+++ RECORDS FOR THE EXERCISE +++
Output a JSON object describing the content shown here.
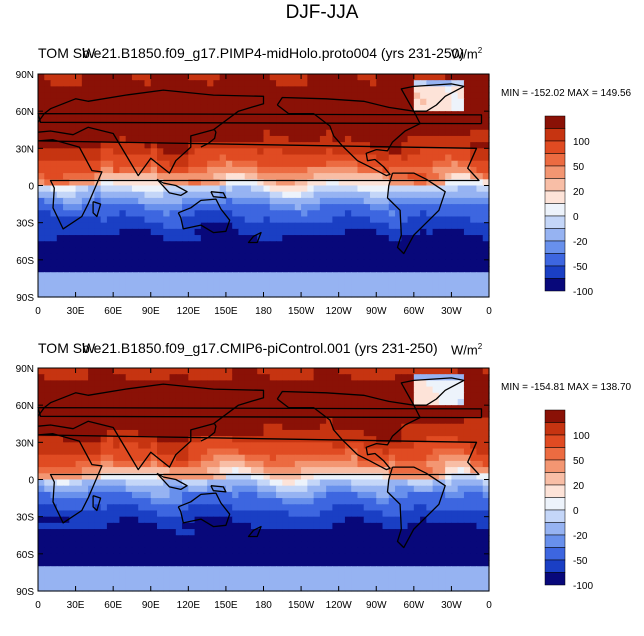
{
  "title": "DJF-JJA",
  "chart_data": [
    {
      "type": "heatmap",
      "title_left": "TOM SW",
      "title_overlap": "b.e21.B1850.f09_g17.PIMP4-midHolo.proto004 (yrs 231-250)",
      "units_base": "W/m",
      "units_exp": "2",
      "min_label": "MIN = -152.02 MAX = 149.56",
      "min": -152.02,
      "max": 149.56,
      "x_ticks": [
        "0",
        "30E",
        "60E",
        "90E",
        "120E",
        "150E",
        "180",
        "150W",
        "120W",
        "90W",
        "60W",
        "30W",
        "0"
      ],
      "y_ticks": [
        "90N",
        "60N",
        "30N",
        "0",
        "30S",
        "60S",
        "90S"
      ],
      "colorbar_labels": [
        "100",
        "50",
        "20",
        "0",
        "-20",
        "-50",
        "-100"
      ],
      "xlim": [
        0,
        360
      ],
      "ylim": [
        -90,
        90
      ]
    },
    {
      "type": "heatmap",
      "title_left": "TOM SW",
      "title_overlap": "b.e21.B1850.f09_g17.CMIP6-piControl.001 (yrs 231-250)",
      "units_base": "W/m",
      "units_exp": "2",
      "min_label": "MIN = -154.81 MAX = 138.70",
      "min": -154.81,
      "max": 138.7,
      "x_ticks": [
        "0",
        "30E",
        "60E",
        "90E",
        "120E",
        "150E",
        "180",
        "150W",
        "120W",
        "90W",
        "60W",
        "30W",
        "0"
      ],
      "y_ticks": [
        "90N",
        "60N",
        "30N",
        "0",
        "30S",
        "60S",
        "90S"
      ],
      "colorbar_labels": [
        "100",
        "50",
        "20",
        "0",
        "-20",
        "-50",
        "-100"
      ],
      "xlim": [
        0,
        360
      ],
      "ylim": [
        -90,
        90
      ]
    }
  ],
  "colors": {
    "palette": [
      "#08087a",
      "#1a3fc4",
      "#3d66e0",
      "#6890ec",
      "#96b3f2",
      "#c4d6f8",
      "#edf3fb",
      "#fde3d8",
      "#f8bea6",
      "#f39672",
      "#ec6b41",
      "#e04b22",
      "#c63411",
      "#8a1106"
    ]
  }
}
+++
■ TASK BRIEF ■
Reproduce the entries above without change, omitting all pictures.

■ RESPONSE TO THIS EXERCISE ■
Output a JSON object describing the content shown here.
{
  "title": "DJF-JJA",
  "chart_data": [
    {
      "type": "heatmap",
      "title_left": "TOM SW",
      "title_overlap": "b.e21.B1850.f09_g17.PIMP4-midHolo.proto004 (yrs 231-250)",
      "units_base": "W/m",
      "units_exp": "2",
      "min_label": "MIN = -152.02 MAX = 149.56",
      "min": -152.02,
      "max": 149.56,
      "x_ticks": [
        "0",
        "30E",
        "60E",
        "90E",
        "120E",
        "150E",
        "180",
        "150W",
        "120W",
        "90W",
        "60W",
        "30W",
        "0"
      ],
      "y_ticks": [
        "90N",
        "60N",
        "30N",
        "0",
        "30S",
        "60S",
        "90S"
      ],
      "colorbar_labels": [
        "100",
        "50",
        "20",
        "0",
        "-20",
        "-50",
        "-100"
      ],
      "xlim": [
        0,
        360
      ],
      "ylim": [
        -90,
        90
      ]
    },
    {
      "type": "heatmap",
      "title_left": "TOM SW",
      "title_overlap": "b.e21.B1850.f09_g17.CMIP6-piControl.001 (yrs 231-250)",
      "units_base": "W/m",
      "units_exp": "2",
      "min_label": "MIN = -154.81 MAX = 138.70",
      "min": -154.81,
      "max": 138.7,
      "x_ticks": [
        "0",
        "30E",
        "60E",
        "90E",
        "120E",
        "150E",
        "180",
        "150W",
        "120W",
        "90W",
        "60W",
        "30W",
        "0"
      ],
      "y_ticks": [
        "90N",
        "60N",
        "30N",
        "0",
        "30S",
        "60S",
        "90S"
      ],
      "colorbar_labels": [
        "100",
        "50",
        "20",
        "0",
        "-20",
        "-50",
        "-100"
      ],
      "xlim": [
        0,
        360
      ],
      "ylim": [
        -90,
        90
      ]
    }
  ],
  "colors": {
    "palette": [
      "#08087a",
      "#1a3fc4",
      "#3d66e0",
      "#6890ec",
      "#96b3f2",
      "#c4d6f8",
      "#edf3fb",
      "#fde3d8",
      "#f8bea6",
      "#f39672",
      "#ec6b41",
      "#e04b22",
      "#c63411",
      "#8a1106"
    ]
  }
}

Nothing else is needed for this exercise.